[Start of SUPPLIED DATA]

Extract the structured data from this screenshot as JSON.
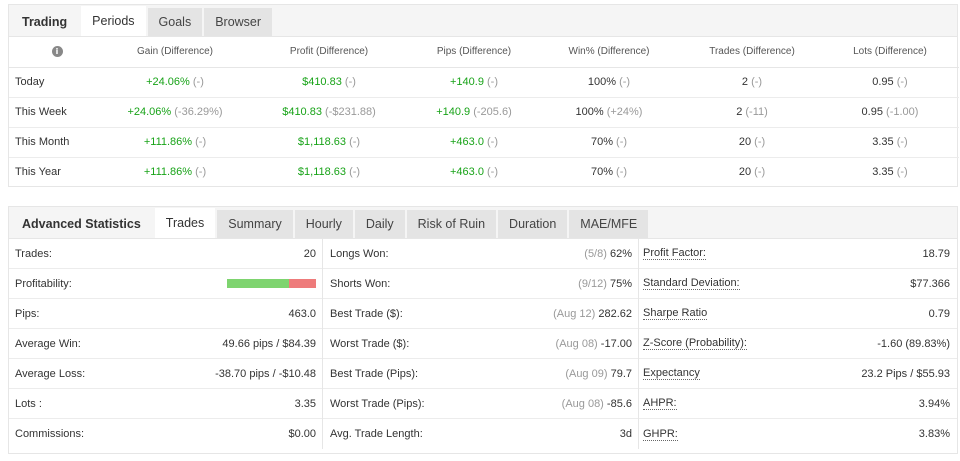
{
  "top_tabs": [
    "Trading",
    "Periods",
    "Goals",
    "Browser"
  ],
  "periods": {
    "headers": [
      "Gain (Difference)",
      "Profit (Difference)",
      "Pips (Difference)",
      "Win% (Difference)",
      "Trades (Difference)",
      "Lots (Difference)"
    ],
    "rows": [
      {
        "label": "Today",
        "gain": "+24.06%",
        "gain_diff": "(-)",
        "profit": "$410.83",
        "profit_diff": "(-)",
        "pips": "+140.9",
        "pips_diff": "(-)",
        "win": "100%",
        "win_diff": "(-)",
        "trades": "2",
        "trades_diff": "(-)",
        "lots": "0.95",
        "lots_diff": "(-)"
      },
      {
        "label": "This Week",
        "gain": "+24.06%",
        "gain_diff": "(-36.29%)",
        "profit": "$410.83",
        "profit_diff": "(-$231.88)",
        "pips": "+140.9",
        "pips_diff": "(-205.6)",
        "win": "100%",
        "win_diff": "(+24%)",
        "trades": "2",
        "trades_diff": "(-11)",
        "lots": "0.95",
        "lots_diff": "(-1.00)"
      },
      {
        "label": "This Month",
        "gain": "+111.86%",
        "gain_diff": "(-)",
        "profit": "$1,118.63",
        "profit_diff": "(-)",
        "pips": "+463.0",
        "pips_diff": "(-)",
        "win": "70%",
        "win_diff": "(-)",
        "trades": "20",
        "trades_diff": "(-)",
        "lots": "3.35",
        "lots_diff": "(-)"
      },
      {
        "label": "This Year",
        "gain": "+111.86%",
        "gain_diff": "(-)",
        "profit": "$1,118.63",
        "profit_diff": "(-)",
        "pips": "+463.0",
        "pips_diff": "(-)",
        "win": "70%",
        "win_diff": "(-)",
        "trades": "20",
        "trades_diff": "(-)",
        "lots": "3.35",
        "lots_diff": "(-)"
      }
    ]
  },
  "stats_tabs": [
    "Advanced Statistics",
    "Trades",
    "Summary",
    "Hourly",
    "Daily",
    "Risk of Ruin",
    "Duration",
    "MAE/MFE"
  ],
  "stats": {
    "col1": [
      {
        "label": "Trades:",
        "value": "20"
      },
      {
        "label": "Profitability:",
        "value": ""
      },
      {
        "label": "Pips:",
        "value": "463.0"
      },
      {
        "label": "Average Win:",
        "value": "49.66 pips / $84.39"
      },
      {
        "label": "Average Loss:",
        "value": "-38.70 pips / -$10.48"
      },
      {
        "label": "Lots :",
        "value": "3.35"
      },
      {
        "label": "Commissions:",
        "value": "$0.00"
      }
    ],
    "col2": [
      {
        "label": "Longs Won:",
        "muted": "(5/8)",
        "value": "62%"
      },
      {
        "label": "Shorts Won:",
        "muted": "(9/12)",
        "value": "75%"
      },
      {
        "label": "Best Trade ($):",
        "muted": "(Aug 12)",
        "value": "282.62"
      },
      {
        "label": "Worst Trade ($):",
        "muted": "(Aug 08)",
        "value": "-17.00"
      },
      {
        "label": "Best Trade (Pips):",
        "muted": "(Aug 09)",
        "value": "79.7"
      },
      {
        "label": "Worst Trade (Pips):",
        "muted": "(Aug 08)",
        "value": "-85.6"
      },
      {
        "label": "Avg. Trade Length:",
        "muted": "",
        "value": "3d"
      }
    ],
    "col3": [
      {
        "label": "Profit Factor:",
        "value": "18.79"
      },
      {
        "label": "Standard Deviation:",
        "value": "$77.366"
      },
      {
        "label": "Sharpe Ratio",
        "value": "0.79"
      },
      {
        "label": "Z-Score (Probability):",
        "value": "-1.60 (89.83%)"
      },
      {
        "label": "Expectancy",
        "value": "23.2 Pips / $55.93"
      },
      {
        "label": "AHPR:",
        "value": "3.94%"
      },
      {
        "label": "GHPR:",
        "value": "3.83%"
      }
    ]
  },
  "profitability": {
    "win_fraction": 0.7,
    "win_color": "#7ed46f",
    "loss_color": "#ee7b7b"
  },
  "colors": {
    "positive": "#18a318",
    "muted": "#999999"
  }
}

[End of SUPPLIED DATA]

Every record must be copied exactly, with the pictures left out.

RESPONSE BELOW.
Extract the structured data from this screenshot as JSON.
{
  "top_tabs": [
    "Trading",
    "Periods",
    "Goals",
    "Browser"
  ],
  "periods": {
    "headers": [
      "Gain (Difference)",
      "Profit (Difference)",
      "Pips (Difference)",
      "Win% (Difference)",
      "Trades (Difference)",
      "Lots (Difference)"
    ],
    "rows": [
      {
        "label": "Today",
        "gain": "+24.06%",
        "gain_diff": "(-)",
        "profit": "$410.83",
        "profit_diff": "(-)",
        "pips": "+140.9",
        "pips_diff": "(-)",
        "win": "100%",
        "win_diff": "(-)",
        "trades": "2",
        "trades_diff": "(-)",
        "lots": "0.95",
        "lots_diff": "(-)"
      },
      {
        "label": "This Week",
        "gain": "+24.06%",
        "gain_diff": "(-36.29%)",
        "profit": "$410.83",
        "profit_diff": "(-$231.88)",
        "pips": "+140.9",
        "pips_diff": "(-205.6)",
        "win": "100%",
        "win_diff": "(+24%)",
        "trades": "2",
        "trades_diff": "(-11)",
        "lots": "0.95",
        "lots_diff": "(-1.00)"
      },
      {
        "label": "This Month",
        "gain": "+111.86%",
        "gain_diff": "(-)",
        "profit": "$1,118.63",
        "profit_diff": "(-)",
        "pips": "+463.0",
        "pips_diff": "(-)",
        "win": "70%",
        "win_diff": "(-)",
        "trades": "20",
        "trades_diff": "(-)",
        "lots": "3.35",
        "lots_diff": "(-)"
      },
      {
        "label": "This Year",
        "gain": "+111.86%",
        "gain_diff": "(-)",
        "profit": "$1,118.63",
        "profit_diff": "(-)",
        "pips": "+463.0",
        "pips_diff": "(-)",
        "win": "70%",
        "win_diff": "(-)",
        "trades": "20",
        "trades_diff": "(-)",
        "lots": "3.35",
        "lots_diff": "(-)"
      }
    ]
  },
  "stats_tabs": [
    "Advanced Statistics",
    "Trades",
    "Summary",
    "Hourly",
    "Daily",
    "Risk of Ruin",
    "Duration",
    "MAE/MFE"
  ],
  "stats": {
    "col1": [
      {
        "label": "Trades:",
        "value": "20"
      },
      {
        "label": "Profitability:",
        "value": ""
      },
      {
        "label": "Pips:",
        "value": "463.0"
      },
      {
        "label": "Average Win:",
        "value": "49.66 pips / $84.39"
      },
      {
        "label": "Average Loss:",
        "value": "-38.70 pips / -$10.48"
      },
      {
        "label": "Lots :",
        "value": "3.35"
      },
      {
        "label": "Commissions:",
        "value": "$0.00"
      }
    ],
    "col2": [
      {
        "label": "Longs Won:",
        "muted": "(5/8)",
        "value": "62%"
      },
      {
        "label": "Shorts Won:",
        "muted": "(9/12)",
        "value": "75%"
      },
      {
        "label": "Best Trade ($):",
        "muted": "(Aug 12)",
        "value": "282.62"
      },
      {
        "label": "Worst Trade ($):",
        "muted": "(Aug 08)",
        "value": "-17.00"
      },
      {
        "label": "Best Trade (Pips):",
        "muted": "(Aug 09)",
        "value": "79.7"
      },
      {
        "label": "Worst Trade (Pips):",
        "muted": "(Aug 08)",
        "value": "-85.6"
      },
      {
        "label": "Avg. Trade Length:",
        "muted": "",
        "value": "3d"
      }
    ],
    "col3": [
      {
        "label": "Profit Factor:",
        "value": "18.79"
      },
      {
        "label": "Standard Deviation:",
        "value": "$77.366"
      },
      {
        "label": "Sharpe Ratio",
        "value": "0.79"
      },
      {
        "label": "Z-Score (Probability):",
        "value": "-1.60 (89.83%)"
      },
      {
        "label": "Expectancy",
        "value": "23.2 Pips / $55.93"
      },
      {
        "label": "AHPR:",
        "value": "3.94%"
      },
      {
        "label": "GHPR:",
        "value": "3.83%"
      }
    ]
  },
  "profitability": {
    "win_fraction": 0.7,
    "win_color": "#7ed46f",
    "loss_color": "#ee7b7b"
  },
  "colors": {
    "positive": "#18a318",
    "muted": "#999999"
  }
}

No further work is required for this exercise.